_GIVEN INSTRUCTION_
Faithfully return all lines, omitting every embedded picture.
*** RECORDS SUPPLIED ***
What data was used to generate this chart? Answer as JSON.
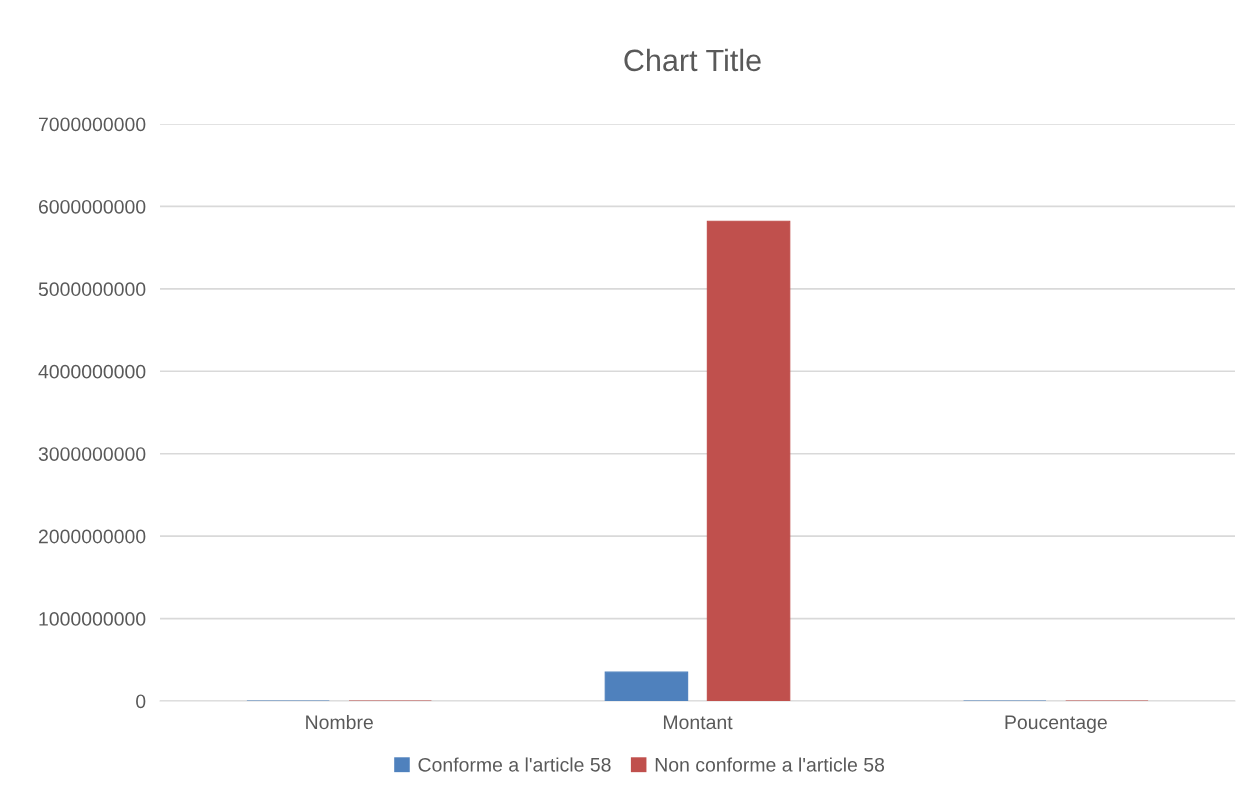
{
  "chart_data": {
    "type": "bar",
    "title": "Chart Title",
    "categories": [
      "Nombre",
      "Montant",
      "Poucentage"
    ],
    "series": [
      {
        "name": "Conforme a l'article 58",
        "color": "#4f81bd",
        "values": [
          0,
          350000000,
          0
        ]
      },
      {
        "name": "Non conforme a l'article 58",
        "color": "#c0504d",
        "values": [
          0,
          5820000000,
          0
        ]
      }
    ],
    "ylim": [
      0,
      7000000000
    ],
    "yticks": [
      0,
      1000000000,
      2000000000,
      3000000000,
      4000000000,
      5000000000,
      6000000000,
      7000000000
    ],
    "grid": "y",
    "legend": "bottom"
  }
}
***
_REPLY TO THE EXERCISE_
What data was used to generate this chart? Answer as JSON.
{
  "chart_data": {
    "type": "bar",
    "title": "Chart Title",
    "categories": [
      "Nombre",
      "Montant",
      "Poucentage"
    ],
    "series": [
      {
        "name": "Conforme a l'article 58",
        "color": "#4f81bd",
        "values": [
          0,
          350000000,
          0
        ]
      },
      {
        "name": "Non conforme a l'article 58",
        "color": "#c0504d",
        "values": [
          0,
          5820000000,
          0
        ]
      }
    ],
    "ylim": [
      0,
      7000000000
    ],
    "yticks": [
      0,
      1000000000,
      2000000000,
      3000000000,
      4000000000,
      5000000000,
      6000000000,
      7000000000
    ],
    "grid": "y",
    "legend": "bottom"
  }
}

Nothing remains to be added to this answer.